From the listing below, extract each entry exactly as written, minus the images.

BEGIN SUPPLIED ENTRIES

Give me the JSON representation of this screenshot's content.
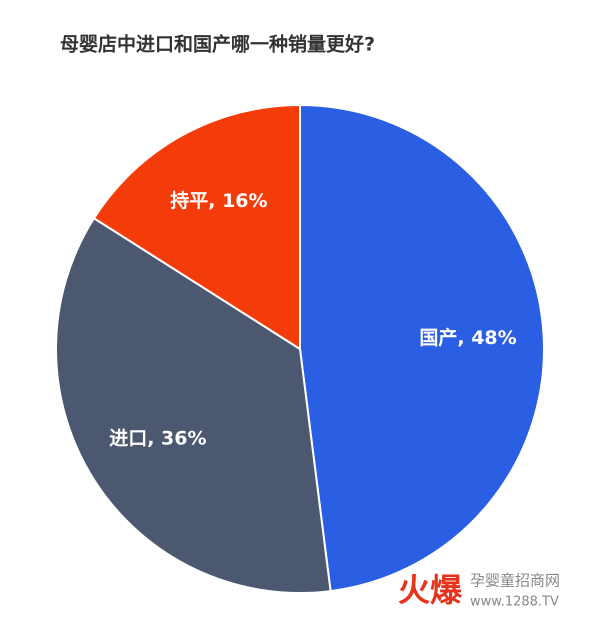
{
  "chart_data": {
    "type": "pie",
    "title": "母婴店中进口和国产哪一种销量更好?",
    "values": [
      48,
      36,
      16
    ],
    "value_labels": [
      "国产, 48%",
      "进口, 36%",
      "持平, 16%"
    ],
    "colors": [
      "#2b5fe3",
      "#4b5870",
      "#f33c0a"
    ]
  },
  "watermark": {
    "brand": "火爆",
    "site": "孕婴童招商网",
    "url": "www.1288.TV"
  }
}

END SUPPLIED ENTRIES

**RESPONSE TO THE TASK**
Give me the JSON representation of this screenshot's content.
{
  "chart_data": {
    "type": "pie",
    "title": "母婴店中进口和国产哪一种销量更好?",
    "values": [
      48,
      36,
      16
    ],
    "value_labels": [
      "国产, 48%",
      "进口, 36%",
      "持平, 16%"
    ],
    "colors": [
      "#2b5fe3",
      "#4b5870",
      "#f33c0a"
    ]
  },
  "watermark": {
    "brand": "火爆",
    "site": "孕婴童招商网",
    "url": "www.1288.TV"
  }
}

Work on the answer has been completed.